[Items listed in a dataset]

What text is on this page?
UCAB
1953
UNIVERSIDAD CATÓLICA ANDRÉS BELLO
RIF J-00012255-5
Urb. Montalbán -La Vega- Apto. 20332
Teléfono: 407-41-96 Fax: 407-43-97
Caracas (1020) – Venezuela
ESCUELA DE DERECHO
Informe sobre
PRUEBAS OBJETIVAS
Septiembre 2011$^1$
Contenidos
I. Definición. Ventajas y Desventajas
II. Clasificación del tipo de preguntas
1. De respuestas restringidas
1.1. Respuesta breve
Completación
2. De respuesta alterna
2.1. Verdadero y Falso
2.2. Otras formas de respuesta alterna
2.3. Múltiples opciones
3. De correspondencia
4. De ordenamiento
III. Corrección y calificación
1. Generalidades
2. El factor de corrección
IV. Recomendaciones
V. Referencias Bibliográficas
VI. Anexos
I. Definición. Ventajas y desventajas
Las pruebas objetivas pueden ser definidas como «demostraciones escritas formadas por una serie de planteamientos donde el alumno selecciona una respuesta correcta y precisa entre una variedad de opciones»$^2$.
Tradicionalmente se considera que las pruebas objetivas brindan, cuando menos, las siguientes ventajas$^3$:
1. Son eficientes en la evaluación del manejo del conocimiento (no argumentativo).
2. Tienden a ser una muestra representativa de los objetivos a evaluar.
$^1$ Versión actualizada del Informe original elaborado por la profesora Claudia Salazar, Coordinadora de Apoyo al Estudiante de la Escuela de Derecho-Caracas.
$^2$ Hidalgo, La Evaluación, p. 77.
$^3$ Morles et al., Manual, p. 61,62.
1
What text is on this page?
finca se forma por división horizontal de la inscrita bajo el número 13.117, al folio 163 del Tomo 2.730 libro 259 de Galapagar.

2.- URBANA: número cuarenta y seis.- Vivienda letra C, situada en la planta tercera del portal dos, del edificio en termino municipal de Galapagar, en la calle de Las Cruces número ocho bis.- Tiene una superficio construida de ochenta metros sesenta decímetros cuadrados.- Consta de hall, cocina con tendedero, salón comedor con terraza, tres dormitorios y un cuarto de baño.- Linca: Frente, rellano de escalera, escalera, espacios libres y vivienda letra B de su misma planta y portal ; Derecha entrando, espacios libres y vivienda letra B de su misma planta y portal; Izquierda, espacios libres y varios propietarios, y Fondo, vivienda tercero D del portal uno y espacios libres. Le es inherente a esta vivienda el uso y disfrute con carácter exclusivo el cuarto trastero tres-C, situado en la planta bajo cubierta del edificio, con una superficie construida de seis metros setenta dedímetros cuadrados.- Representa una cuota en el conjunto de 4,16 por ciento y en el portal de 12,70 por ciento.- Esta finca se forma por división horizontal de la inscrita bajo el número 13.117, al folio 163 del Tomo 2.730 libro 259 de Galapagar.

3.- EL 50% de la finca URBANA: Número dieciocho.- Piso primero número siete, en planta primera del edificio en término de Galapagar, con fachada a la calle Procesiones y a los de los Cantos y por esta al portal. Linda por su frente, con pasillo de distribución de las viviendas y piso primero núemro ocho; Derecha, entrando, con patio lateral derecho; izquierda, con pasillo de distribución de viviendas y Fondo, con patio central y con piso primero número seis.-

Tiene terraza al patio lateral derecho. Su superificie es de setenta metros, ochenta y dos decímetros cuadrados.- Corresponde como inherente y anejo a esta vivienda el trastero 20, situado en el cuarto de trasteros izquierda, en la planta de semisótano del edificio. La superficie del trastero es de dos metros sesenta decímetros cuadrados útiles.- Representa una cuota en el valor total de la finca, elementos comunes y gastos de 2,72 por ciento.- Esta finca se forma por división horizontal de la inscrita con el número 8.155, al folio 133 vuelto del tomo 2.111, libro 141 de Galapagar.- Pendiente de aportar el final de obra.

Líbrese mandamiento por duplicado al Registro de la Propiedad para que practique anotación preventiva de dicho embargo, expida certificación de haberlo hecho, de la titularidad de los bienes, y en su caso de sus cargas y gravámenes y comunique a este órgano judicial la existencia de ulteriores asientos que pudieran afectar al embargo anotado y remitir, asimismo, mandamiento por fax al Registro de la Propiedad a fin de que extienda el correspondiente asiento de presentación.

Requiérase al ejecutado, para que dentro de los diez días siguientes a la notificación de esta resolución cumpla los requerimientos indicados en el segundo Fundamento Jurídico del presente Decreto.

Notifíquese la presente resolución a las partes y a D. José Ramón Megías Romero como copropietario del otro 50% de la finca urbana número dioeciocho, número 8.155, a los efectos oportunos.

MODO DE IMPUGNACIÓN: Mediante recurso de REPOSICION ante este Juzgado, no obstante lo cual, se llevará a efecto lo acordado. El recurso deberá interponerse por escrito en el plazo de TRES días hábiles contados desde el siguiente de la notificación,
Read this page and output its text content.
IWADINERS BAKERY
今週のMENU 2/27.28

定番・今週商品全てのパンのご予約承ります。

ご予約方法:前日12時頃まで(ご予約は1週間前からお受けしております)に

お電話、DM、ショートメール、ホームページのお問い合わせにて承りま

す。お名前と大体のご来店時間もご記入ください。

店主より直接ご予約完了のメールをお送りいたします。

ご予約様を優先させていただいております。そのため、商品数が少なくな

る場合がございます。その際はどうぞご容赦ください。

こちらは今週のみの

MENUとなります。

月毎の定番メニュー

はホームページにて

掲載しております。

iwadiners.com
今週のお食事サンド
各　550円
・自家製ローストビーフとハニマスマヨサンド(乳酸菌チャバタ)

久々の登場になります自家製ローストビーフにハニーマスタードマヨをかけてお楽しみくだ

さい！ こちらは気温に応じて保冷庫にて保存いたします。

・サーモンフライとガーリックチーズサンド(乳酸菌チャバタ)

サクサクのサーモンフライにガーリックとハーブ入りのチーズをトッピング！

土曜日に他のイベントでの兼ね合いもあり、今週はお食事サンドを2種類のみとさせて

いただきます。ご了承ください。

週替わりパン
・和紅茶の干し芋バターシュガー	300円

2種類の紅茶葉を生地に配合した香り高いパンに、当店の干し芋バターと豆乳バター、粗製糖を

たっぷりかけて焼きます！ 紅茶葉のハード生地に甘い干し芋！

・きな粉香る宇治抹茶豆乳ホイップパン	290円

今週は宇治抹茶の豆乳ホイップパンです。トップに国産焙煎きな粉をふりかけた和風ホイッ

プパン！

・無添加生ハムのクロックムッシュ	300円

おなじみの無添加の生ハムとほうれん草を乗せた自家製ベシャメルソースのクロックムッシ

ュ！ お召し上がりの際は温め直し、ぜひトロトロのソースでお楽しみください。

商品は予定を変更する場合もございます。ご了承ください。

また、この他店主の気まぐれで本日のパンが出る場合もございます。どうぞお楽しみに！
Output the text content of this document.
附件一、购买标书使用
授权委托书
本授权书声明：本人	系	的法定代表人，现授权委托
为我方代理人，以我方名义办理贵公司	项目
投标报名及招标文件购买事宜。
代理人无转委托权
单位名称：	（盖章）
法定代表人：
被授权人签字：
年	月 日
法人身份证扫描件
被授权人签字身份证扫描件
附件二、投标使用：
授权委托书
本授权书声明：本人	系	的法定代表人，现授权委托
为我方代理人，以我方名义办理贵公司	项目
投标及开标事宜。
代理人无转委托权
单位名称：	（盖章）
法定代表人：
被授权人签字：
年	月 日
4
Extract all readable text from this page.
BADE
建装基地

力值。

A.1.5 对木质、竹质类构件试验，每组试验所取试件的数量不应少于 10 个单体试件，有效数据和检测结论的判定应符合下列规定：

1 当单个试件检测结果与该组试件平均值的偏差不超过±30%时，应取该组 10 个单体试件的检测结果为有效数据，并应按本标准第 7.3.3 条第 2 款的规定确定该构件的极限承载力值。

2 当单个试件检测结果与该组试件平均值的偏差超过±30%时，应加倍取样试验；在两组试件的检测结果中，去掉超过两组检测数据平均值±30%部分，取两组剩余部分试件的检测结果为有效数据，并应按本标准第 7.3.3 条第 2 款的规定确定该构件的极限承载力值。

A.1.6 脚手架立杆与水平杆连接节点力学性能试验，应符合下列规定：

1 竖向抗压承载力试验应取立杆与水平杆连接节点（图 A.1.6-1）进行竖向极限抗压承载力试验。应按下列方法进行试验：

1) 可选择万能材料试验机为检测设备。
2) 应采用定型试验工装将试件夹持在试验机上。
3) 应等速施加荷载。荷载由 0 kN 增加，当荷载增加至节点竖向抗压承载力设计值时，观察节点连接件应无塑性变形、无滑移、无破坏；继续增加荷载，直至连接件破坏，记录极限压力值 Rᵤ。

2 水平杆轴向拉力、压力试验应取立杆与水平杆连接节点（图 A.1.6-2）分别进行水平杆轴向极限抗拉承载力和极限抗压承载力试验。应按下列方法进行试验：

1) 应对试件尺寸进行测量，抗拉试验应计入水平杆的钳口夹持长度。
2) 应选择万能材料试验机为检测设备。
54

_Work to complete_:
Locate "Output the text content of this document." in the material, then quote the line that contains it and all lines after it through the final one.

_Solution to this task_:
Output the text content of this document.
附件一、购买标书使用
授权委托书
本授权书声明：本人	系	的法定代表人，现授权委托
为我方代理人，以我方名义办理贵公司	项目
投标报名及招标文件购买事宜。
代理人无转委托权
单位名称：	（盖章）
法定代表人：
被授权人签字：
年	月 日
法人身份证扫描件
被授权人签字身份证扫描件
附件二、投标使用：
授权委托书
本授权书声明：本人	系	的法定代表人，现授权委托
为我方代理人，以我方名义办理贵公司	项目
投标及开标事宜。
代理人无转委托权
单位名称：	（盖章）
法定代表人：
被授权人签字：
年	月 日
4
Extract all readable text from this page.
BADE
建装基地

力值。

A.1.5 对木质、竹质类构件试验，每组试验所取试件的数量不应少于 10 个单体试件，有效数据和检测结论的判定应符合下列规定：

1 当单个试件检测结果与该组试件平均值的偏差不超过±30%时，应取该组 10 个单体试件的检测结果为有效数据，并应按本标准第 7.3.3 条第 2 款的规定确定该构件的极限承载力值。

2 当单个试件检测结果与该组试件平均值的偏差超过±30%时，应加倍取样试验；在两组试件的检测结果中，去掉超过两组检测数据平均值±30%部分，取两组剩余部分试件的检测结果为有效数据，并应按本标准第 7.3.3 条第 2 款的规定确定该构件的极限承载力值。

A.1.6 脚手架立杆与水平杆连接节点力学性能试验，应符合下列规定：

1 竖向抗压承载力试验应取立杆与水平杆连接节点（图 A.1.6-1）进行竖向极限抗压承载力试验。应按下列方法进行试验：

1) 可选择万能材料试验机为检测设备。
2) 应采用定型试验工装将试件夹持在试验机上。
3) 应等速施加荷载。荷载由 0 kN 增加，当荷载增加至节点竖向抗压承载力设计值时，观察节点连接件应无塑性变形、无滑移、无破坏；继续增加荷载，直至连接件破坏，记录极限压力值 Rᵤ。

2 水平杆轴向拉力、压力试验应取立杆与水平杆连接节点（图 A.1.6-2）分别进行水平杆轴向极限抗拉承载力和极限抗压承载力试验。应按下列方法进行试验：

1) 应对试件尺寸进行测量，抗拉试验应计入水平杆的钳口夹持长度。
2) 应选择万能材料试验机为检测设备。
54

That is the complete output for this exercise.